§ **TEXT EXTRACT**
******
When I first started hunting, navigating the system of simply getting the right hunting tags and licenses for my first hunt was overwhelming. And it’s further complicated by the fact that each state manages its system of licensing hunters differently. It’s easy to get confused.

There are, however, some similarities in the way that many states run their programs. It might take a bit of decoding, but once it falls in line, navigating year after year gets easier and easier.

These are general descriptions of the differences between licenses, tags, and permits. But don’t forget to check your state’s hunting regulations to see how descriptions may slightly differ.


In most states, you need to take a hunter’s education class before receiving your first valid hunting license. You will be required to present the hunter’s education certificate (or verify it in one of several ways) to buy licenses for the rest of your life. So hunter’s ed, as it’s known by many, is your first step in hunting. If you haven’t taken it yet, sign up now before pursuing a license.

A license is typically bought yearly — some states do offer lifetime licenses — and it proves that you’ve completed hunter’s ed, paid certain required fees, and it may even grant you permission to hunt certain species.

Licenses tend to be sold by species, such as deer, or type, such as small game. Many states allow you to buy a combined license, such as a combined small-game and fishing license. And there are many possible combinations.

An outlier in the world of licenses would be the Federal Duck Stamp. Because waterfowl are migratory, you’re required to have a Federal Duck Stamp if you’re a waterfowl hunter 16 years of age or older nationwide. The stamp is a unique conservation effort, and it’s supported conserving 5.7 million acres of strategic waterfowl habitat in its 85 years of action. Don’t go waterfowl hunting without it.

My Montana Sportsman’s Package includes my Fishing License and General Deer, Elk, Upland Bird, and Black Bear tags. I have to add a bunch of licenses to it, including conservation and base hunting licenses. I also add my archery license (which requires a separate hunter’s ed course) and a turkey tag. Which brings us to our next subject.


An antlerless tag specific to archery is attached to the leg of a whitetail doe in Montana.

A hunting tag is the piece of paper that you attach to an animal that you’ve killed and is in your possession. Most tags require a date and a signature, and there are a lot of ways you can acquire a tag. Tags work in conjunction with your hunting license. Without a license, you can’t get a tag.
******
§ **DATA LISTING**
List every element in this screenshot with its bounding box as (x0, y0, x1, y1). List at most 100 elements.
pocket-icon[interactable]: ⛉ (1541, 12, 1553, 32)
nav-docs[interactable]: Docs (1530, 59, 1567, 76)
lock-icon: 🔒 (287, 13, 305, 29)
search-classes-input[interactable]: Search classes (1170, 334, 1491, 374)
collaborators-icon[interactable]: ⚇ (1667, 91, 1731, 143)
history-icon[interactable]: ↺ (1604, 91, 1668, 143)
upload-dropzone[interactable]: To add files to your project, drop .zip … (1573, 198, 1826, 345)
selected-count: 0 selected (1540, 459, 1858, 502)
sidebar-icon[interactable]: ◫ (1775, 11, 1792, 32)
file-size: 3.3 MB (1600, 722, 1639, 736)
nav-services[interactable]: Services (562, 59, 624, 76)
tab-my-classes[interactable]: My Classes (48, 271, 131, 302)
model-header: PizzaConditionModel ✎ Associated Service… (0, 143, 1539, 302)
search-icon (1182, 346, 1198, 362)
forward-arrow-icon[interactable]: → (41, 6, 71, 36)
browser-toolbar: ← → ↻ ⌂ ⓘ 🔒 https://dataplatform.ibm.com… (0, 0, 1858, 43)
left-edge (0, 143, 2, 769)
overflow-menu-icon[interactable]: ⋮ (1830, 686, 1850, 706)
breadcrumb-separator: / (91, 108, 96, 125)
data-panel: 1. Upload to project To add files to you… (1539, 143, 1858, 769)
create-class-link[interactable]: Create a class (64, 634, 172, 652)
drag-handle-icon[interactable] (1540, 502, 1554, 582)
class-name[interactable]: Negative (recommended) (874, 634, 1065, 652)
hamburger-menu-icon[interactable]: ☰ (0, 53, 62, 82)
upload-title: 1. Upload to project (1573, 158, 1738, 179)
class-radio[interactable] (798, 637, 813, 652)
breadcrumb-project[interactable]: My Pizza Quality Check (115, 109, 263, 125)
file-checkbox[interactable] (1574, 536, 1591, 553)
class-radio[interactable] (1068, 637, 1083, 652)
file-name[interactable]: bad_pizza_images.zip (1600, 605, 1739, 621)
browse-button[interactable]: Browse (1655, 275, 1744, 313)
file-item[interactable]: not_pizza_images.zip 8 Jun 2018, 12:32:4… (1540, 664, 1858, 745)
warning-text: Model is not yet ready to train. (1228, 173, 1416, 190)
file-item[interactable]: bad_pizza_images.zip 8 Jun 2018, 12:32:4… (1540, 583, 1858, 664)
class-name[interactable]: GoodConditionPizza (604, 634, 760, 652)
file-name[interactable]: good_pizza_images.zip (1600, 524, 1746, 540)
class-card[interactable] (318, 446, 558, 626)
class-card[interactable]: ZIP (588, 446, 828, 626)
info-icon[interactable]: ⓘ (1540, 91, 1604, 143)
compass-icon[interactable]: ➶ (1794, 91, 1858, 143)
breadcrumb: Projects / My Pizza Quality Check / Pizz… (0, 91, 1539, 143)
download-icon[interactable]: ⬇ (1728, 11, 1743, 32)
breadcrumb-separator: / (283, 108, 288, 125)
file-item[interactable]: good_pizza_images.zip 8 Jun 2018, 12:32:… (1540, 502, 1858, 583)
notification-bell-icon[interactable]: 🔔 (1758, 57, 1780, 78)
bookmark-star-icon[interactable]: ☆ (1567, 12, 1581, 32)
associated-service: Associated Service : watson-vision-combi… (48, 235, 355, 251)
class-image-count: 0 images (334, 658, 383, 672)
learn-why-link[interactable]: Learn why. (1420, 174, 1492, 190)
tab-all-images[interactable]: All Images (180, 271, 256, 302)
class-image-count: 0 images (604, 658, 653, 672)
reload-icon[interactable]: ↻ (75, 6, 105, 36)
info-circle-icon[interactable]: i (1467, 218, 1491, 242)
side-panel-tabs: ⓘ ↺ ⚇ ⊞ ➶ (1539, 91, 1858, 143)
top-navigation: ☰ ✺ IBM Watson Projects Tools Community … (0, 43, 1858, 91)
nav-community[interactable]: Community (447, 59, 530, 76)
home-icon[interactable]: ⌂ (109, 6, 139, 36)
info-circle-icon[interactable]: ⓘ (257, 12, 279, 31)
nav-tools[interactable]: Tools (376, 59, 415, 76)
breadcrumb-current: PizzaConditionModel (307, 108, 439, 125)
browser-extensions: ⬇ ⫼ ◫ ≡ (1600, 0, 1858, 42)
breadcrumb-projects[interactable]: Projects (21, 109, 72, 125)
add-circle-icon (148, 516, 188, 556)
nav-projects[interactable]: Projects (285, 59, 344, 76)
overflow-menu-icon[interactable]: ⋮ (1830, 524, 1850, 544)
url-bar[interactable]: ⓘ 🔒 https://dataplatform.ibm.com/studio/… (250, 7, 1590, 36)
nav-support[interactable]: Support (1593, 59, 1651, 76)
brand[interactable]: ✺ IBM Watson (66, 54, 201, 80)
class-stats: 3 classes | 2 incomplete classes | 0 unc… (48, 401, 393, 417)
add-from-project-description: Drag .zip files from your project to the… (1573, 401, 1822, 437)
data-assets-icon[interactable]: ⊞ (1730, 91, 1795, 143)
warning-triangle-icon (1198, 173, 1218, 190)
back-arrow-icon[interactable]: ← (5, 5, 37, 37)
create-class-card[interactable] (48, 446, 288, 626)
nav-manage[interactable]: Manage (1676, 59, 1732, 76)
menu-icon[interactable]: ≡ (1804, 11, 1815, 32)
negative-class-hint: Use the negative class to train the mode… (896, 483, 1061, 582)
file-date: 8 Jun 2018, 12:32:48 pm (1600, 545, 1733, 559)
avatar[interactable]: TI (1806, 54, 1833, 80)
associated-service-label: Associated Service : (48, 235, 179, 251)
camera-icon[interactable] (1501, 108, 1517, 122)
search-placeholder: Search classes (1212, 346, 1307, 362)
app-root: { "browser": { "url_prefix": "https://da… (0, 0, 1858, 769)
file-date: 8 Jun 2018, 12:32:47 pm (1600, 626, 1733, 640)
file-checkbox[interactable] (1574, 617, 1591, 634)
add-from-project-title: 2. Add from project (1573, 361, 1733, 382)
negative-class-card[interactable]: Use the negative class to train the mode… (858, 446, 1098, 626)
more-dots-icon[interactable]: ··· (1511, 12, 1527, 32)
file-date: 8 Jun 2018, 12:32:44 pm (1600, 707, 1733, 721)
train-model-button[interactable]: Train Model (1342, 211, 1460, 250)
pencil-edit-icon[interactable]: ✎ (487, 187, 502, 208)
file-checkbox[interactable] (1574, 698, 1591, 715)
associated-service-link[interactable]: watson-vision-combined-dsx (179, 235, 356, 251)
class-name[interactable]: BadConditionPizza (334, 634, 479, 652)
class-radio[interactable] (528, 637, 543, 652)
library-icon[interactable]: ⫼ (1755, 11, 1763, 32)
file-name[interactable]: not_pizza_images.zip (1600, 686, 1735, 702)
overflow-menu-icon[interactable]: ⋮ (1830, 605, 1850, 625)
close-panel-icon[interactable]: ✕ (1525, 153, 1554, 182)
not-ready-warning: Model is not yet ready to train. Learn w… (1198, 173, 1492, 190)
******
§ **WHAT YOU HAVE TO DO**
Retype part of the hunting licenses text word for word, beginning at the words "In most states, you" and stopping after "pursuing a license.". The material comes from another source.

§ **WRITTEN SOLUTION**
In most states, you need to take a hunter’s education class before receiving your first valid hunting license. You will be required to present the hunter’s education certificate (or verify it in one of several ways) to buy licenses for the rest of your life. So hunter’s ed, as it’s known by many, is your first step in hunting. If you haven’t taken it yet, sign up now before pursuing a license.